> **EXERCISE TASK**: Write out the entire listing below exactly, with the pictures left out.

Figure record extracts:
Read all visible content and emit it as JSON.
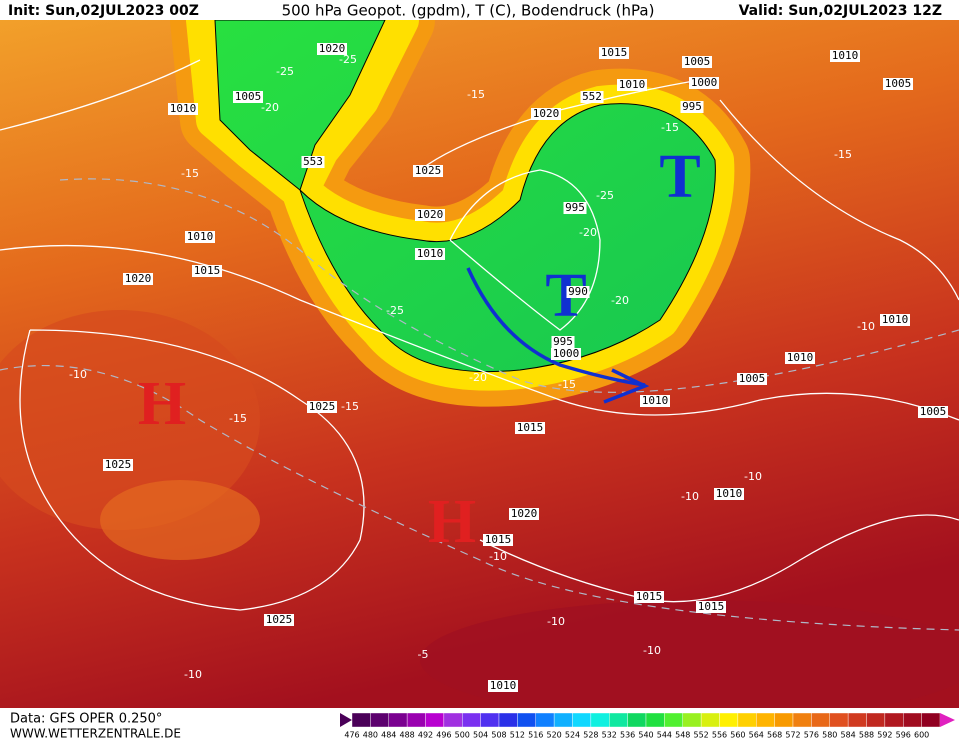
{
  "header": {
    "init": "Init: Sun,02JUL2023 00Z",
    "title": "500 hPa Geopot. (gpdm), T (C), Bodendruck (hPa)",
    "valid": "Valid: Sun,02JUL2023 12Z"
  },
  "footer": {
    "data": "Data: GFS OPER 0.250°",
    "site": "WWW.WETTERZENTRALE.DE"
  },
  "legend": {
    "labels": [
      "476",
      "480",
      "484",
      "488",
      "492",
      "496",
      "500",
      "504",
      "508",
      "512",
      "516",
      "520",
      "524",
      "528",
      "532",
      "536",
      "540",
      "544",
      "548",
      "552",
      "556",
      "560",
      "564",
      "568",
      "572",
      "576",
      "580",
      "584",
      "588",
      "592",
      "596",
      "600"
    ],
    "colors": [
      "#4a0058",
      "#5c006e",
      "#7a0090",
      "#9a00b0",
      "#b800d0",
      "#a030e0",
      "#7a30f0",
      "#5030f0",
      "#2a30e8",
      "#1050f0",
      "#1080ff",
      "#10b0ff",
      "#10d8ff",
      "#10f0e0",
      "#10e8a0",
      "#10d860",
      "#20e040",
      "#50f030",
      "#98f020",
      "#d8f010",
      "#fff000",
      "#ffd000",
      "#ffb400",
      "#f89a00",
      "#f08010",
      "#e86818",
      "#e05020",
      "#d03a20",
      "#c02820",
      "#b01820",
      "#a00c20",
      "#900020"
    ]
  },
  "map": {
    "high_labels": [
      "H",
      "H"
    ],
    "low_labels": [
      "T",
      "T"
    ],
    "isobar_labels": [
      "1020",
      "1005",
      "1010",
      "553",
      "1025",
      "1020",
      "1010",
      "1015",
      "1020",
      "1010",
      "1015",
      "1005",
      "1010",
      "1000",
      "995",
      "1020",
      "1010",
      "1005",
      "995",
      "990",
      "995",
      "1000",
      "1025",
      "1025",
      "1015",
      "1010",
      "1005",
      "1010",
      "1010",
      "1005",
      "1020",
      "1015",
      "1010",
      "1015",
      "1015",
      "1025",
      "1010",
      "552"
    ],
    "temperature_labels": [
      "-25",
      "-25",
      "-20",
      "-15",
      "-15",
      "-15",
      "-15",
      "-25",
      "-20",
      "-25",
      "-20",
      "-20",
      "-15",
      "-10",
      "-15",
      "-15",
      "-10",
      "-10",
      "-10",
      "-10",
      "-10",
      "-10",
      "-5",
      "-10"
    ]
  }
}
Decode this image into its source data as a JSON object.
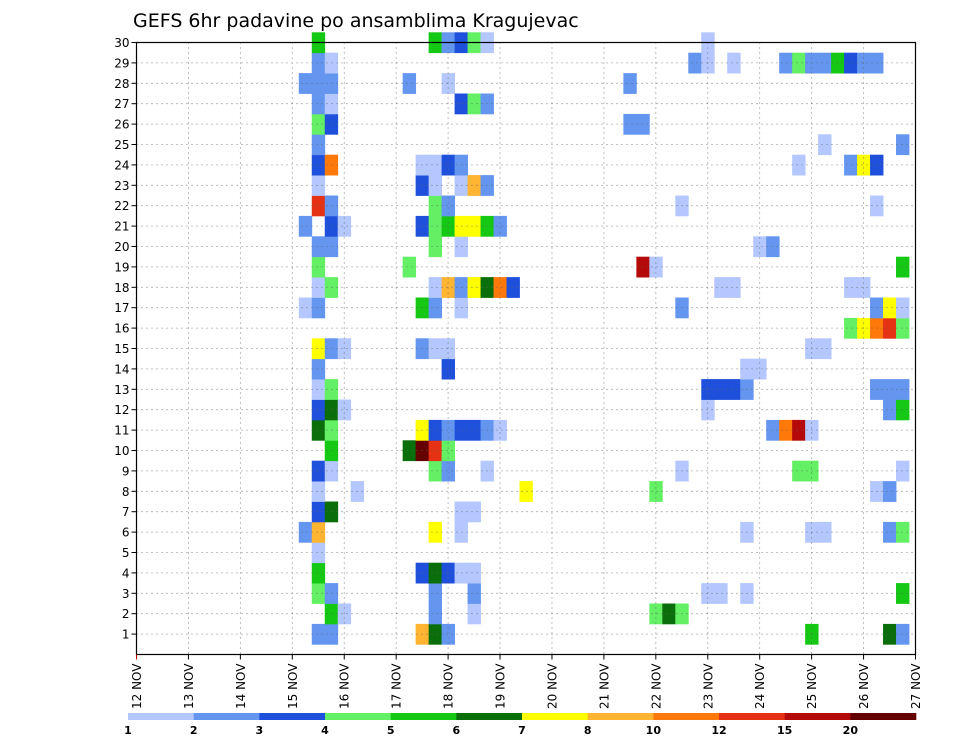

> **ANSWER IN FULL**:
Read all visible content and emit it as JSON.
{
  "header": {
    "init": "Init: Sun,02JUL2023 00Z",
    "title": "500 hPa Geopot. (gpdm), T (C), Bodendruck (hPa)",
    "valid": "Valid: Sun,02JUL2023 12Z"
  },
  "footer": {
    "data": "Data: GFS OPER 0.250°",
    "site": "WWW.WETTERZENTRALE.DE"
  },
  "legend": {
    "labels": [
      "476",
      "480",
      "484",
      "488",
      "492",
      "496",
      "500",
      "504",
      "508",
      "512",
      "516",
      "520",
      "524",
      "528",
      "532",
      "536",
      "540",
      "544",
      "548",
      "552",
      "556",
      "560",
      "564",
      "568",
      "572",
      "576",
      "580",
      "584",
      "588",
      "592",
      "596",
      "600"
    ],
    "colors": [
      "#4a0058",
      "#5c006e",
      "#7a0090",
      "#9a00b0",
      "#b800d0",
      "#a030e0",
      "#7a30f0",
      "#5030f0",
      "#2a30e8",
      "#1050f0",
      "#1080ff",
      "#10b0ff",
      "#10d8ff",
      "#10f0e0",
      "#10e8a0",
      "#10d860",
      "#20e040",
      "#50f030",
      "#98f020",
      "#d8f010",
      "#fff000",
      "#ffd000",
      "#ffb400",
      "#f89a00",
      "#f08010",
      "#e86818",
      "#e05020",
      "#d03a20",
      "#c02820",
      "#b01820",
      "#a00c20",
      "#900020"
    ]
  },
  "map": {
    "high_labels": [
      "H",
      "H"
    ],
    "low_labels": [
      "T",
      "T"
    ],
    "isobar_labels": [
      "1020",
      "1005",
      "1010",
      "553",
      "1025",
      "1020",
      "1010",
      "1015",
      "1020",
      "1010",
      "1015",
      "1005",
      "1010",
      "1000",
      "995",
      "1020",
      "1010",
      "1005",
      "995",
      "990",
      "995",
      "1000",
      "1025",
      "1025",
      "1015",
      "1010",
      "1005",
      "1010",
      "1010",
      "1005",
      "1020",
      "1015",
      "1010",
      "1015",
      "1015",
      "1025",
      "1010",
      "552"
    ],
    "temperature_labels": [
      "-25",
      "-25",
      "-20",
      "-15",
      "-15",
      "-15",
      "-15",
      "-25",
      "-20",
      "-25",
      "-20",
      "-20",
      "-15",
      "-10",
      "-15",
      "-15",
      "-10",
      "-10",
      "-10",
      "-10",
      "-10",
      "-10",
      "-5",
      "-10"
    ]
  }
}
Decode this image into its source data as a JSON object.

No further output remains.